** start of EXTRACTED TEXT **

Frome was a constituency centred on the town of Frome in Somerset. It returned one Member of Parliament (MP)  to the House of Commons of the Parliament of the United Kingdom from 1832, until it was abolished for the 1950 general election. Between 1832 and 1885, it was a parliamentary borough; after 1885 it was a county constituency, a division of Somerset.

History 
Frome was one of the boroughs created by the Great Reform Act of 1832,  as the town was at that point one of the bigger towns in England which was not already represented, and its then-flourishing woollen manufacturing industry made it seem likely to grow further. The new borough consisted only of the town of Frome, and had a population (according to the 1831 census) of approximately 11,240. The registered electorate at the 1832 election was 322. Frome was near to Longleat, and the Marquess of Bath was influential in election outcomes throughout its life as a borough.

However, the town did not increase dramatically in size in the next few years, and the electorate was still only just over 400 by 1865, although the extension of the franchise at the 1868 election trebled this. By the time of the Third Reform Act, Frome was too small to continue as a constituency in itself and the borough was abolished with effect from the 1885 election.

The new county division into which the town was placed consisted of the whole north-eastern corner of Somerset, except for Bath, and was named after the town, as The Frome Division of Somerset. Nevertheless, Frome contributed only a minority of the voters in the constituency, which also included Weston (Bath), Radstock, Bathampton and Batheaston, to say nothing of the freeholders of Bath, who voted in this division under the arrangements that gave property owners in boroughs a vote in the adjoining county constituency; by the time of the First World War, the population was around 60,000. This constituency was a mixed one, with suburban voters at Weston and in the Bath suburbs, agricultural villages between Bath and Frome, growing mining interests round Radstock and some industry at Twerton. This made the constituency marginal between the Conservatives and Liberals, and the victor's majority was rarely more than a few hundred votes.

There were further boundary changes in 1918, when the number of constituencies in Somerset was reduced from nine to seven. Frome's boundaries were extended westwards to the fringes of Bristol, bringing in Midsomer Norton and the areas round Clutton, Chew Magna and Keynsham (previously in the Northern division): the revised constituency consisted of the urban districts of Frome, Midsomer Norton and Radstock, the Bath, Clutton and Keynsham rural districts and all but six parishes of Frome Rural District. This, too, was a marginal constituency, and except in 1923 was always won at general elections by the party which was successful nationally.

The Frome constituency was abolished in the boundary changes which came into effect at the 1950 election, Frome itself being transferred to the Wells division but most of the remainder of the constituency forming the bulk of the new Somerset North.

Members of Parliament

Frome parliamentary borough

Frome division of Somerset

Elections

Elections in the 1830s

Elections in the 1840s

Elections in the 1850s

The election was declared void on petition after Boyle was declared ineligible due to his holding of the office of Secretary to the Order of St Patrick. Ahead of the ensuing by-election, Boyle resigned this position.

** end of EXTRACTED TEXT **

» **EXERCISES**:
a – In the Frome constituency article, reproduce the passage between "There were further" and "was successful nationally.", inclusive, changing "marginal constituency" to "swing seat".
b – Answer these questions using the Frome constituency article:
(i) What was the registered electorate at the 1832 election?
(ii) To how many was the number of Somerset constituencies reduced in 1918?
(iii) Into which division was Frome itself transferred at the 1950 election?

** start of RECORDS **

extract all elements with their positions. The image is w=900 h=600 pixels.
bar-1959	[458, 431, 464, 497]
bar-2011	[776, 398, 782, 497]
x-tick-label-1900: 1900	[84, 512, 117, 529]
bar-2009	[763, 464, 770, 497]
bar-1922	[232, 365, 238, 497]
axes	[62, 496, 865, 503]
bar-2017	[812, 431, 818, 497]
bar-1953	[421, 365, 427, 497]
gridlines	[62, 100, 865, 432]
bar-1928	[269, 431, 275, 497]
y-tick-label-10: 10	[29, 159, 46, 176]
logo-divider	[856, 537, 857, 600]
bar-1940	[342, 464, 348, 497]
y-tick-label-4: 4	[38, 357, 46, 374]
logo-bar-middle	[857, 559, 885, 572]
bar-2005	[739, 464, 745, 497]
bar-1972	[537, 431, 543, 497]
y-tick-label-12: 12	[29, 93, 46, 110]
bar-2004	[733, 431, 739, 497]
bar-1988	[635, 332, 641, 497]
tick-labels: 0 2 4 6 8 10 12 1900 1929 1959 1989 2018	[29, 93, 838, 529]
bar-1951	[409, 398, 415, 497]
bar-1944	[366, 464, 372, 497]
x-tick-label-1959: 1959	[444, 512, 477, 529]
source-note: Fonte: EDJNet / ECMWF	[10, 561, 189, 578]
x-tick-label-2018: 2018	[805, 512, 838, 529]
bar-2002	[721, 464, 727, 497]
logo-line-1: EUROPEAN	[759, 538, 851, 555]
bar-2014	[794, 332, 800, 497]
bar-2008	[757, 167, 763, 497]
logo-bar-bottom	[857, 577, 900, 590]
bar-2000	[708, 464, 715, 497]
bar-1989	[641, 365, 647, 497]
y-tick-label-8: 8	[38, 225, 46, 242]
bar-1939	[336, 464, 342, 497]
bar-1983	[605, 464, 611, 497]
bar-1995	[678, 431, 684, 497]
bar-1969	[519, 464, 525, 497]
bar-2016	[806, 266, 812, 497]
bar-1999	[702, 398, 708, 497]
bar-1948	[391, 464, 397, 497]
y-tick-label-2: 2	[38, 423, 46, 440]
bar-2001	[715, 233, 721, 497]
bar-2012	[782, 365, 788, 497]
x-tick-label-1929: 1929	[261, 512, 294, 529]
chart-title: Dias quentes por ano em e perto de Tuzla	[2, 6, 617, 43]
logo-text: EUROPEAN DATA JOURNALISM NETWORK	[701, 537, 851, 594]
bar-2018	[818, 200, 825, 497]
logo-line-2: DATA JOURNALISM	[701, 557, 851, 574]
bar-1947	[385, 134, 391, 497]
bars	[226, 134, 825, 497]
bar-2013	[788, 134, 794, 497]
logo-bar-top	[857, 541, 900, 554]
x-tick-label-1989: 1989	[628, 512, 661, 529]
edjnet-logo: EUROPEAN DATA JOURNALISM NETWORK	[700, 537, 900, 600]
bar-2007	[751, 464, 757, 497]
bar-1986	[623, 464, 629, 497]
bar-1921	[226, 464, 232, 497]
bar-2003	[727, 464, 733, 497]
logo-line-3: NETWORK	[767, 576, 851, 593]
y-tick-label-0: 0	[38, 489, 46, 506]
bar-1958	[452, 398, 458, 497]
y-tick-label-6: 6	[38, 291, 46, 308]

** end of RECORDS **

» **ANSWERS TO THE PROBLEMS**:
a –
There were further boundary changes in 1918, when the number of constituencies in Somerset was reduced from nine to seven. Frome's boundaries were extended westwards to the fringes of Bristol, bringing in Midsomer Norton and the areas round Clutton, Chew Magna and Keynsham (previously in the Northern division): the revised constituency consisted of the urban districts of Frome, Midsomer Norton and Radstock, the Bath, Clutton and Keynsham rural districts and all but six parishes of Frome Rural District. This, too, was a swing seat, and except in 1923 was always won at general elections by the party which was successful nationally.

b –
(i) 322
(ii) Seven
(iii) The Wells division